Copy each line of the data below with the word "true".
(begin)
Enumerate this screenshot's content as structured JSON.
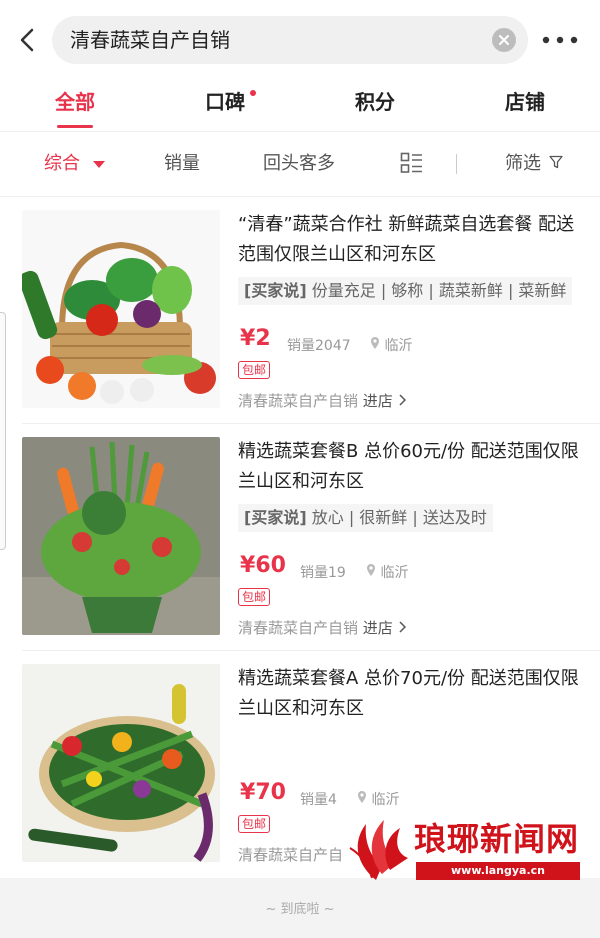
{
  "search": {
    "query": "清春蔬菜自产自销"
  },
  "tabs": [
    {
      "label": "全部",
      "active": true
    },
    {
      "label": "口碑",
      "dot": true
    },
    {
      "label": "积分"
    },
    {
      "label": "店铺"
    }
  ],
  "filters": {
    "comprehensive": "综合",
    "sales": "销量",
    "repeat": "回头客多",
    "filter": "筛选"
  },
  "products": [
    {
      "title": "“清春”蔬菜合作社 新鲜蔬菜自选套餐  配送范围仅限兰山区和河东区",
      "review_tag": "[买家说]",
      "review_text": "份量充足 | 够称 | 蔬菜新鲜 | 菜新鲜",
      "price": "2",
      "sales": "销量2047",
      "location": "临沂",
      "badge": "包邮",
      "shop": "清春蔬菜自产自销",
      "enter": "进店"
    },
    {
      "title": "精选蔬菜套餐B 总价60元/份  配送范围仅限兰山区和河东区",
      "review_tag": "[买家说]",
      "review_text": "放心 | 很新鲜 | 送达及时",
      "price": "60",
      "sales": "销量19",
      "location": "临沂",
      "badge": "包邮",
      "shop": "清春蔬菜自产自销",
      "enter": "进店"
    },
    {
      "title": "精选蔬菜套餐A 总价70元/份  配送范围仅限兰山区和河东区",
      "price": "70",
      "sales": "销量4",
      "location": "临沂",
      "badge": "包邮",
      "shop": "清春蔬菜自产自"
    }
  ],
  "currency": "¥",
  "footer": "~ 到底啦 ~",
  "watermark": {
    "brand": "琅琊新闻网",
    "url": "www.langya.cn"
  },
  "colors": {
    "accent": "#e8334a",
    "watermark": "#d0121b"
  }
}
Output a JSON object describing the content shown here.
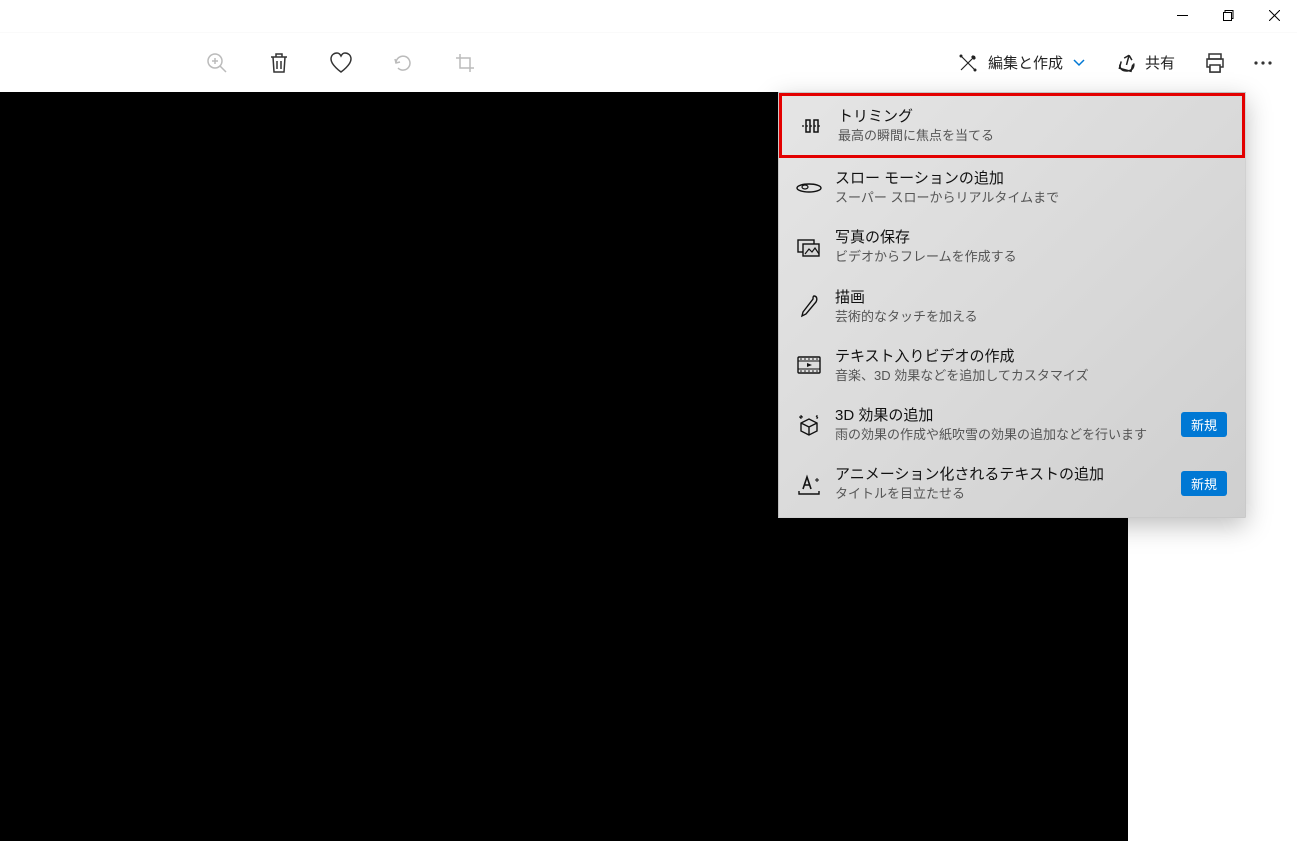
{
  "titlebar": {
    "minimize": "minimize",
    "maximize": "maximize",
    "close": "close"
  },
  "toolbar": {
    "edit_create_label": "編集と作成",
    "share_label": "共有"
  },
  "menu": {
    "items": [
      {
        "title": "トリミング",
        "desc": "最高の瞬間に焦点を当てる",
        "highlighted": true,
        "badge": null
      },
      {
        "title": "スロー モーションの追加",
        "desc": "スーパー スローからリアルタイムまで",
        "highlighted": false,
        "badge": null
      },
      {
        "title": "写真の保存",
        "desc": "ビデオからフレームを作成する",
        "highlighted": false,
        "badge": null
      },
      {
        "title": "描画",
        "desc": "芸術的なタッチを加える",
        "highlighted": false,
        "badge": null
      },
      {
        "title": "テキスト入りビデオの作成",
        "desc": "音楽、3D 効果などを追加してカスタマイズ",
        "highlighted": false,
        "badge": null
      },
      {
        "title": "3D 効果の追加",
        "desc": "雨の効果の作成や紙吹雪の効果の追加などを行います",
        "highlighted": false,
        "badge": "新規"
      },
      {
        "title": "アニメーション化されるテキストの追加",
        "desc": "タイトルを目立たせる",
        "highlighted": false,
        "badge": "新規"
      }
    ]
  }
}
(end)
→ **TASK RESULT**:
      "active": true
      "dot": true
        "highlighted": true,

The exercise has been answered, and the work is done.